━━ Supplied data ━━

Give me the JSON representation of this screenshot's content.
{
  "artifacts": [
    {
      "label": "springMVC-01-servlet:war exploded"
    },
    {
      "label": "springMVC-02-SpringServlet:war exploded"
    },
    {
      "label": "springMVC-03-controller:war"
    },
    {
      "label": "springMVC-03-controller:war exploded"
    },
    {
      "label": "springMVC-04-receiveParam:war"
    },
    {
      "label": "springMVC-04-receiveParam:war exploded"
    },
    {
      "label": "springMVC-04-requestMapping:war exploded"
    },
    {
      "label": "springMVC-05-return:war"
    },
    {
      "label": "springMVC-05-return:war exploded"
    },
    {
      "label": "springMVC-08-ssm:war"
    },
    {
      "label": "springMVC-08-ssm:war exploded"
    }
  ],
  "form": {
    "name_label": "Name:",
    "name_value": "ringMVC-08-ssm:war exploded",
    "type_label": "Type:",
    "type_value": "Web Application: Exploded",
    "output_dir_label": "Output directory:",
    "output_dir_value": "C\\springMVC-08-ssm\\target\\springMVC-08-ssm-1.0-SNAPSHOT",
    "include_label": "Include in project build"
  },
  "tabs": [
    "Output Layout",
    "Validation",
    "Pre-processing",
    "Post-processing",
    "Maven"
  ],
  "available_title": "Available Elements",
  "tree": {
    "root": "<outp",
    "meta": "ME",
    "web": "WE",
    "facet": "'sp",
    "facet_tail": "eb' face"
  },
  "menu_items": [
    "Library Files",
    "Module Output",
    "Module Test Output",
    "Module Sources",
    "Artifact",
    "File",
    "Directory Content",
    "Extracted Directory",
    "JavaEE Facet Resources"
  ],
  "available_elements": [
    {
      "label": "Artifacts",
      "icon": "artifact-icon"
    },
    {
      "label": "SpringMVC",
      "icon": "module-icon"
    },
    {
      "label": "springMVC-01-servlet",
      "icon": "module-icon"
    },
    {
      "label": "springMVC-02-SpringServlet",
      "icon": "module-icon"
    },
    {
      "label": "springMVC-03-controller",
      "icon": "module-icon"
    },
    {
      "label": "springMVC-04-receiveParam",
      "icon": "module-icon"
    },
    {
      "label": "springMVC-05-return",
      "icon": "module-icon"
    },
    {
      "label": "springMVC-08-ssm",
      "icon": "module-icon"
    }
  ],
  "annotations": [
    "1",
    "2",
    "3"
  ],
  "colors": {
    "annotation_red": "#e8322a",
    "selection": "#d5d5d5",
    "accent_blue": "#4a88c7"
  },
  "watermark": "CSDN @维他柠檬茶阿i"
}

━━━

**Work to complete:** Copy every line of the material, please, keeping it exactly the same.

**Result of the exercise:**
Give me the JSON representation of this screenshot's content.
{
  "artifacts": [
    {
      "label": "springMVC-01-servlet:war exploded"
    },
    {
      "label": "springMVC-02-SpringServlet:war exploded"
    },
    {
      "label": "springMVC-03-controller:war"
    },
    {
      "label": "springMVC-03-controller:war exploded"
    },
    {
      "label": "springMVC-04-receiveParam:war"
    },
    {
      "label": "springMVC-04-receiveParam:war exploded"
    },
    {
      "label": "springMVC-04-requestMapping:war exploded"
    },
    {
      "label": "springMVC-05-return:war"
    },
    {
      "label": "springMVC-05-return:war exploded"
    },
    {
      "label": "springMVC-08-ssm:war"
    },
    {
      "label": "springMVC-08-ssm:war exploded"
    }
  ],
  "form": {
    "name_label": "Name:",
    "name_value": "ringMVC-08-ssm:war exploded",
    "type_label": "Type:",
    "type_value": "Web Application: Exploded",
    "output_dir_label": "Output directory:",
    "output_dir_value": "C\\springMVC-08-ssm\\target\\springMVC-08-ssm-1.0-SNAPSHOT",
    "include_label": "Include in project build"
  },
  "tabs": [
    "Output Layout",
    "Validation",
    "Pre-processing",
    "Post-processing",
    "Maven"
  ],
  "available_title": "Available Elements",
  "tree": {
    "root": "<outp",
    "meta": "ME",
    "web": "WE",
    "facet": "'sp",
    "facet_tail": "eb' face"
  },
  "menu_items": [
    "Library Files",
    "Module Output",
    "Module Test Output",
    "Module Sources",
    "Artifact",
    "File",
    "Directory Content",
    "Extracted Directory",
    "JavaEE Facet Resources"
  ],
  "available_elements": [
    {
      "label": "Artifacts",
      "icon": "artifact-icon"
    },
    {
      "label": "SpringMVC",
      "icon": "module-icon"
    },
    {
      "label": "springMVC-01-servlet",
      "icon": "module-icon"
    },
    {
      "label": "springMVC-02-SpringServlet",
      "icon": "module-icon"
    },
    {
      "label": "springMVC-03-controller",
      "icon": "module-icon"
    },
    {
      "label": "springMVC-04-receiveParam",
      "icon": "module-icon"
    },
    {
      "label": "springMVC-05-return",
      "icon": "module-icon"
    },
    {
      "label": "springMVC-08-ssm",
      "icon": "module-icon"
    }
  ],
  "annotations": [
    "1",
    "2",
    "3"
  ],
  "colors": {
    "annotation_red": "#e8322a",
    "selection": "#d5d5d5",
    "accent_blue": "#4a88c7"
  },
  "watermark": "CSDN @维他柠檬茶阿i"
}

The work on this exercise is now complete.